__ENUNCIADO A__: Transcribe del fragmento sobre adaptaciones de cine el pasaje que empieza en "Otras, por el" y termina en "maestra del realizador.".

__FRAGMENTO SELECCIONADO__:
Hay superproducciones de Hollywood imposibles de
remake, sobre todo en estos tiempos donde el cine comercial ha cualquierizado
las grandes historias y las novelas inmortales escritas en épocas pretéritas.
Otras, por el contrario, han sido enriquecidas por el talento de sus directores
que han sabido añadirle innovaciones tecnológicas y vericuetos insospechados. A
este segundo caso se integra Nikita Mijalkov (Moscú, 1945), quien con “12”, salió
airoso del reto de adaptar a la realidad de Rusia actual, una de las mejores películas
de Sidney Lumet, “Doce hombres sin piedad” (1957).
“Ana Karenina” tiene una versión inolvidable. La cinta
dirigida en 1935 por Clarence Brown, contó en su reparto por dos figuras como
Greta Garbo y Fredic March. Un riguroso guión apoyó el trabajo de este dueto de
actores, muy bien guiados por la mano maestra del realizador.

__MATERIAL FUENTE__:
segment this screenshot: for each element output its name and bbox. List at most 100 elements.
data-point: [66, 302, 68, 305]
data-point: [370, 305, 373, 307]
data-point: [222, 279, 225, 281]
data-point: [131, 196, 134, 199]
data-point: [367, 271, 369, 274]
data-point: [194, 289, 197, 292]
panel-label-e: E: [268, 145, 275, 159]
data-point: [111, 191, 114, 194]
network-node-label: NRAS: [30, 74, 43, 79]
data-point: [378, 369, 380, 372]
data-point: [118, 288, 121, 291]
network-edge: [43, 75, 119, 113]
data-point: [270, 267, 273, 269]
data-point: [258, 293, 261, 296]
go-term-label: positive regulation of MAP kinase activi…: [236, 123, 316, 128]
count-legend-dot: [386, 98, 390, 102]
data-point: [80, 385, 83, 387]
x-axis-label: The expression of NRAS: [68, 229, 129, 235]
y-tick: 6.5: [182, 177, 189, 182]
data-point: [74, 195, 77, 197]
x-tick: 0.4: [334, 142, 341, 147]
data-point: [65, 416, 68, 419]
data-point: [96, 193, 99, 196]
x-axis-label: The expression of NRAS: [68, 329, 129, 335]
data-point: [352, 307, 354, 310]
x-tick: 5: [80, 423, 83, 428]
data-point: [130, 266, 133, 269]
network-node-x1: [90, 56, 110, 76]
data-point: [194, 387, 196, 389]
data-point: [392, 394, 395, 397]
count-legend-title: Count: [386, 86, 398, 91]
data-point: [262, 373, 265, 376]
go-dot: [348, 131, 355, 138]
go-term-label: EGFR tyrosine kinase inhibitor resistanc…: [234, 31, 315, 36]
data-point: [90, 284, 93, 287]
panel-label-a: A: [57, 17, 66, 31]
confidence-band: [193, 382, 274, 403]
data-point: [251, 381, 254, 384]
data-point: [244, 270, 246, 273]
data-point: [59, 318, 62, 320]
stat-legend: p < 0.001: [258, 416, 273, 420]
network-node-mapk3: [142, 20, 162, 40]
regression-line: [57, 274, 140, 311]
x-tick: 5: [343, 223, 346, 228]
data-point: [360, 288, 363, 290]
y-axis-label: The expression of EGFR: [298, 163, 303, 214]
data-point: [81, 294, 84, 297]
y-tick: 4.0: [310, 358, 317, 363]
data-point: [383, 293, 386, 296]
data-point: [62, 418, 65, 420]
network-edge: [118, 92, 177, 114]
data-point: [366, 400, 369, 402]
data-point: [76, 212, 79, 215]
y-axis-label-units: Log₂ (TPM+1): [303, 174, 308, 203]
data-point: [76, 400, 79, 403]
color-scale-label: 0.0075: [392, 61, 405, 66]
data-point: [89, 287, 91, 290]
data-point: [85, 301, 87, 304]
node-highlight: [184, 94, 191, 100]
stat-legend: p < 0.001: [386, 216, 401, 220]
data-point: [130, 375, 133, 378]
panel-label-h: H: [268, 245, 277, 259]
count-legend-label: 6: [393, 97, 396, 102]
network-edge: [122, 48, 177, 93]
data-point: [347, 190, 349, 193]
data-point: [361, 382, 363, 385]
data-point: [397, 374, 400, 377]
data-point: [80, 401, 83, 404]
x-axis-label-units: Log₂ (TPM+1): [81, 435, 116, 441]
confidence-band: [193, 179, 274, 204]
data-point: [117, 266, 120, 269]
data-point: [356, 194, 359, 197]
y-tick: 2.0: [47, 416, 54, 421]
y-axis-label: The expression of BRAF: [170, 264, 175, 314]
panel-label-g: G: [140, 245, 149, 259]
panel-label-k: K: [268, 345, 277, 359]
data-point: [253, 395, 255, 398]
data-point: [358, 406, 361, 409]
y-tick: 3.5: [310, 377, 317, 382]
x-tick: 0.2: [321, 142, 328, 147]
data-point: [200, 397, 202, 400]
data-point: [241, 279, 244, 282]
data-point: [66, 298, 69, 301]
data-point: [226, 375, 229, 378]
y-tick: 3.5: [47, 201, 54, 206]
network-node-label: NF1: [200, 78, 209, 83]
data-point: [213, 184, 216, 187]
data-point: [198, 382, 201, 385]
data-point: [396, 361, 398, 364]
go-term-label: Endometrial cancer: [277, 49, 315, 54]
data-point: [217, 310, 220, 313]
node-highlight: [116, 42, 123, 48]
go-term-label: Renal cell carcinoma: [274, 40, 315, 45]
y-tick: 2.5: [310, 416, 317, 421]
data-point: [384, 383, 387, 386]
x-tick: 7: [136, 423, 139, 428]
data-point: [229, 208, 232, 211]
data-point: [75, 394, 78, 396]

__ENUNCIADO B__: Extrae del listado cada línea que contenga la cadena "legend", distinguiendo entre mayúsculas y minúsculas.

__RESPUESTA A__:
Otras, por el contrario, han sido enriquecidas por el talento de sus directores
que han sabido añadirle innovaciones tecnológicas y vericuetos insospechados. A
este segundo caso se integra Nikita Mijalkov (Moscú, 1945), quien con “12”, salió
airoso del reto de adaptar a la realidad de Rusia actual, una de las mejores películas
de Sidney Lumet, “Doce hombres sin piedad” (1957).
“Ana Karenina” tiene una versión inolvidable. La cinta
dirigida en 1935 por Clarence Brown, contó en su reparto por dos figuras como
Greta Garbo y Fredic March. Un riguroso guión apoyó el trabajo de este dueto de
actores, muy bien guiados por la mano maestra del realizador.

__RESPUESTA B__:
count-legend-dot: [386, 98, 390, 102]
count-legend-title: Count: [386, 86, 398, 91]
stat-legend: p < 0.001: [258, 416, 273, 420]
stat-legend: p < 0.001: [386, 216, 401, 220]
count-legend-label: 6: [393, 97, 396, 102]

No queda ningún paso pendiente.